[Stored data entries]
═══
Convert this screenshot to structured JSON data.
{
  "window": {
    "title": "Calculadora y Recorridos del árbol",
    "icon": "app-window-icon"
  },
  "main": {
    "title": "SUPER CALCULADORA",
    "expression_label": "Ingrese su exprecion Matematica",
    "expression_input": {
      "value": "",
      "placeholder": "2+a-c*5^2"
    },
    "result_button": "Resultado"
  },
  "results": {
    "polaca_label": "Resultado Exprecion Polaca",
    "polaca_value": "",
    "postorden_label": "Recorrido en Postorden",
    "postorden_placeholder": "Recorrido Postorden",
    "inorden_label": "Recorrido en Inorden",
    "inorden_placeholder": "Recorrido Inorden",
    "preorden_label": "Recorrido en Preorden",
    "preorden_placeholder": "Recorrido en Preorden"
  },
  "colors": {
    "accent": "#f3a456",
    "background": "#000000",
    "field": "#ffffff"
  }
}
═══
_REQUIRED WORK_: Repeat the data verbatim.

_COMPLETE RESPONSE_:
Convert this screenshot to structured JSON data.
{
  "window": {
    "title": "Calculadora y Recorridos del árbol",
    "icon": "app-window-icon"
  },
  "main": {
    "title": "SUPER CALCULADORA",
    "expression_label": "Ingrese su exprecion Matematica",
    "expression_input": {
      "value": "",
      "placeholder": "2+a-c*5^2"
    },
    "result_button": "Resultado"
  },
  "results": {
    "polaca_label": "Resultado Exprecion Polaca",
    "polaca_value": "",
    "postorden_label": "Recorrido en Postorden",
    "postorden_placeholder": "Recorrido Postorden",
    "inorden_label": "Recorrido en Inorden",
    "inorden_placeholder": "Recorrido Inorden",
    "preorden_label": "Recorrido en Preorden",
    "preorden_placeholder": "Recorrido en Preorden"
  },
  "colors": {
    "accent": "#f3a456",
    "background": "#000000",
    "field": "#ffffff"
  }
}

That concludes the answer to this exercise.